(AIM OF THE EXERCISE)
Transcribe all of the material below word for word and leave out its pictures.

(MATERIAL FOR THIS TASK)

┌────────

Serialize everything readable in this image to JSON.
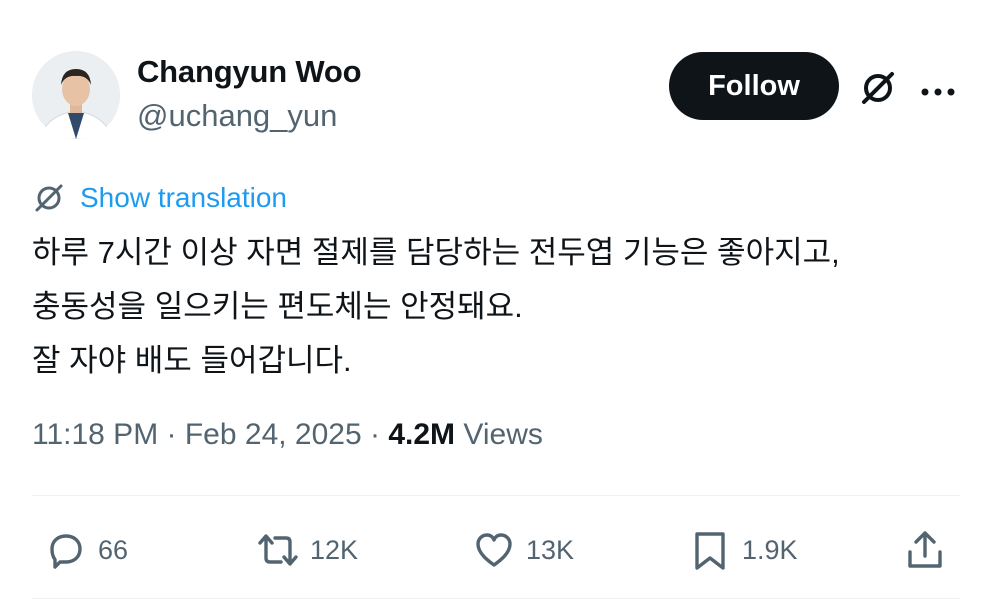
{
  "author": {
    "display_name": "Changyun Woo",
    "handle": "@uchang_yun"
  },
  "follow_label": "Follow",
  "translation_label": "Show translation",
  "tweet_lines": [
    "하루 7시간 이상 자면 절제를 담당하는 전두엽 기능은 좋아지고,",
    "충동성을 일으키는 편도체는 안정돼요.",
    "잘 자야 배도 들어갑니다."
  ],
  "meta": {
    "time": "11:18 PM",
    "separator": " · ",
    "date": "Feb 24, 2025",
    "views_count": "4.2M",
    "views_label": "Views"
  },
  "actions": {
    "replies": "66",
    "reposts": "12K",
    "likes": "13K",
    "bookmarks": "1.9K"
  },
  "icons": {
    "grok": "grok-icon",
    "more": "more-icon",
    "reply": "reply-icon",
    "repost": "repost-icon",
    "like": "heart-icon",
    "bookmark": "bookmark-icon",
    "share": "share-icon"
  },
  "colors": {
    "text": "#0f1419",
    "secondary": "#536471",
    "link": "#1d9bf0",
    "button": "#0f1419",
    "divider": "#eff3f4"
  }
}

└────────

(REPLY TO THE EXERCISE)
Serialize everything readable in this image to JSON.
{
  "author": {
    "display_name": "Changyun Woo",
    "handle": "@uchang_yun"
  },
  "follow_label": "Follow",
  "translation_label": "Show translation",
  "tweet_lines": [
    "하루 7시간 이상 자면 절제를 담당하는 전두엽 기능은 좋아지고,",
    "충동성을 일으키는 편도체는 안정돼요.",
    "잘 자야 배도 들어갑니다."
  ],
  "meta": {
    "time": "11:18 PM",
    "separator": " · ",
    "date": "Feb 24, 2025",
    "views_count": "4.2M",
    "views_label": "Views"
  },
  "actions": {
    "replies": "66",
    "reposts": "12K",
    "likes": "13K",
    "bookmarks": "1.9K"
  },
  "icons": {
    "grok": "grok-icon",
    "more": "more-icon",
    "reply": "reply-icon",
    "repost": "repost-icon",
    "like": "heart-icon",
    "bookmark": "bookmark-icon",
    "share": "share-icon"
  },
  "colors": {
    "text": "#0f1419",
    "secondary": "#536471",
    "link": "#1d9bf0",
    "button": "#0f1419",
    "divider": "#eff3f4"
  }
}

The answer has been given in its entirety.